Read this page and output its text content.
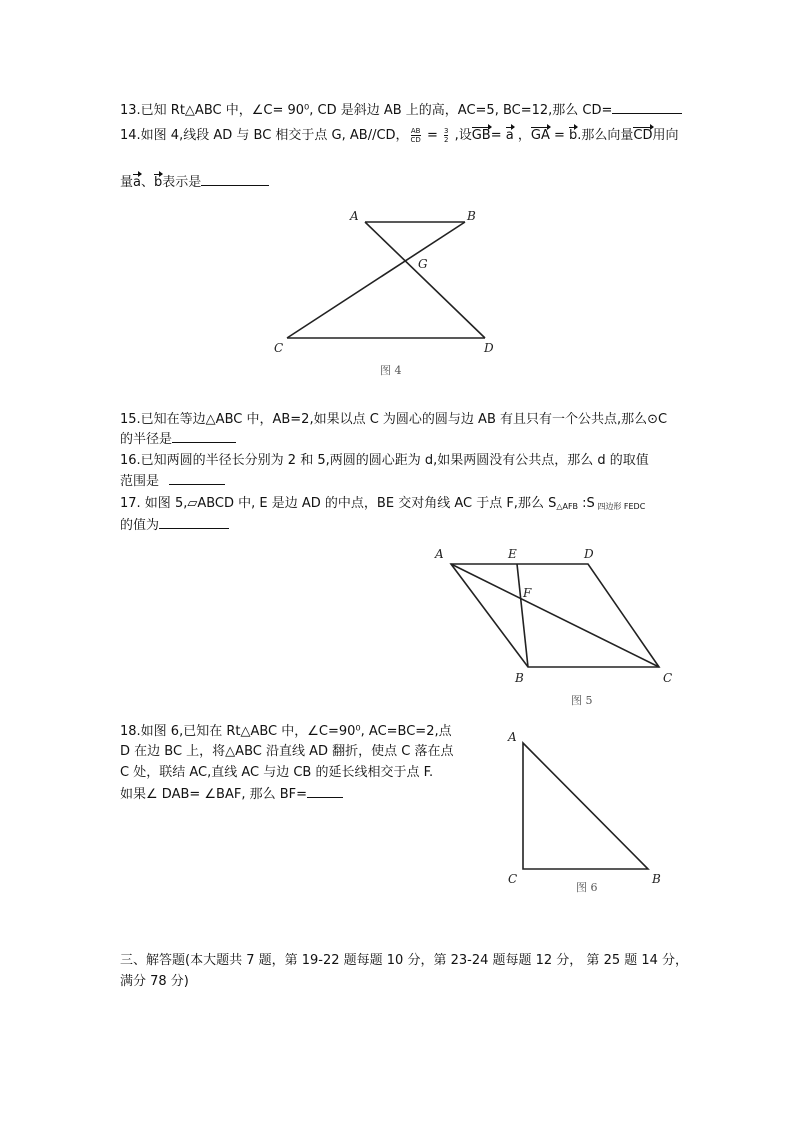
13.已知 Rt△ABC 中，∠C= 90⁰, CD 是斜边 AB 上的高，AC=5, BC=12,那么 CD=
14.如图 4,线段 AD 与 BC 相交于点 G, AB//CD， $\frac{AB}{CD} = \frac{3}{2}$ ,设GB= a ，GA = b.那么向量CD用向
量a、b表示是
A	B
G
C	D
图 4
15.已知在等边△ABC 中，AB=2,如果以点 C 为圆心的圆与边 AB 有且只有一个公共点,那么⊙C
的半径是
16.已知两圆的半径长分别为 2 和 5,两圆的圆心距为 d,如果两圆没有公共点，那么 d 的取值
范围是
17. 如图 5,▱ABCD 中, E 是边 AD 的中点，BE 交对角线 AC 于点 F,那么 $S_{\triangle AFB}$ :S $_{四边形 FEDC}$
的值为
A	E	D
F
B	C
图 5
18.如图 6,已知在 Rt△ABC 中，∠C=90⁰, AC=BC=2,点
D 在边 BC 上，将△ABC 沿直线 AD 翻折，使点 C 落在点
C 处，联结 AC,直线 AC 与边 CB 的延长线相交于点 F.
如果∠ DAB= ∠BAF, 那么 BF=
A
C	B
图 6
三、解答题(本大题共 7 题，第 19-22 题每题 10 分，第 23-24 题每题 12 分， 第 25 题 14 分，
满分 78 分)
==
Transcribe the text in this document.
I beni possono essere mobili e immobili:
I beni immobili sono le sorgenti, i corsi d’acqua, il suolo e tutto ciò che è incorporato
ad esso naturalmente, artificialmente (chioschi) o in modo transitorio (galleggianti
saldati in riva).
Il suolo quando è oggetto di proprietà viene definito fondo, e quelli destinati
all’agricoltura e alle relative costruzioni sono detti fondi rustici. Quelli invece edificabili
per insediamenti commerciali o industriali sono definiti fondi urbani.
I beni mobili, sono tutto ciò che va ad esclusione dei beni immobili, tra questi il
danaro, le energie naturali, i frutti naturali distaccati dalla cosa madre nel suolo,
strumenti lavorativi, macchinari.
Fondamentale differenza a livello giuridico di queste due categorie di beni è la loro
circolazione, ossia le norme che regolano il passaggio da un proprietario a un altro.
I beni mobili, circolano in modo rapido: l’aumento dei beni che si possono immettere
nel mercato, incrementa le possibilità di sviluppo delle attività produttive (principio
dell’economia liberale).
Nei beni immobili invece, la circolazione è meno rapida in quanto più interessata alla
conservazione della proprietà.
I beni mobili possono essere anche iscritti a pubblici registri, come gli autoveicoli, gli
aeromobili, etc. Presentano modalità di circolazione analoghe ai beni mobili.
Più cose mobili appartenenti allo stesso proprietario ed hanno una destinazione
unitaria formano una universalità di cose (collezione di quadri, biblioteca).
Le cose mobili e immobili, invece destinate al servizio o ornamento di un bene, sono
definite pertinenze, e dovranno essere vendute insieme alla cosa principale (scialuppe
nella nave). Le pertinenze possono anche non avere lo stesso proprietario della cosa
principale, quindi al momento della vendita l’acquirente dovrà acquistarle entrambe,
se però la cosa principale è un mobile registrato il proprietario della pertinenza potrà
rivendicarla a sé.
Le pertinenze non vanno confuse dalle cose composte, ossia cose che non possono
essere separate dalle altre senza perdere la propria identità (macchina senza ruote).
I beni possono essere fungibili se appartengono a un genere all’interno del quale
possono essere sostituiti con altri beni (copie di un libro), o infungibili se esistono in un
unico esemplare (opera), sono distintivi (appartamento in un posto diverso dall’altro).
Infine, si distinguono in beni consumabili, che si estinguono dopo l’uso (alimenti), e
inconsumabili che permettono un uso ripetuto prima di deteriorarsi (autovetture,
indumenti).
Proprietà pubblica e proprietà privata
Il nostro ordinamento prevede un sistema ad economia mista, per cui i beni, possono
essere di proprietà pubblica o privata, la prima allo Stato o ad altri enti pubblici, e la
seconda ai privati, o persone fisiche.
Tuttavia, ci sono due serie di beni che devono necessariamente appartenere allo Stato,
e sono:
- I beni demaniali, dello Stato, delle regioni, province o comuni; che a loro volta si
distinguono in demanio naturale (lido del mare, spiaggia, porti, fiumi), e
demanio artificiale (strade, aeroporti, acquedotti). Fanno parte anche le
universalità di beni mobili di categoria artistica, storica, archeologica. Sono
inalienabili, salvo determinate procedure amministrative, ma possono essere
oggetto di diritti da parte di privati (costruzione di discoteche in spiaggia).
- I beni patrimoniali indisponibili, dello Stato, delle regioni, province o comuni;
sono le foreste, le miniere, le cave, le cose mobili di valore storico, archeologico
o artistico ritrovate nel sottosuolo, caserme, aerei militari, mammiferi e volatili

SET PROBLEM = Go through the listing above line by line and say how many lines hold the word "circolazione". Reply with that number only.

CORRECT OUTPUT = 3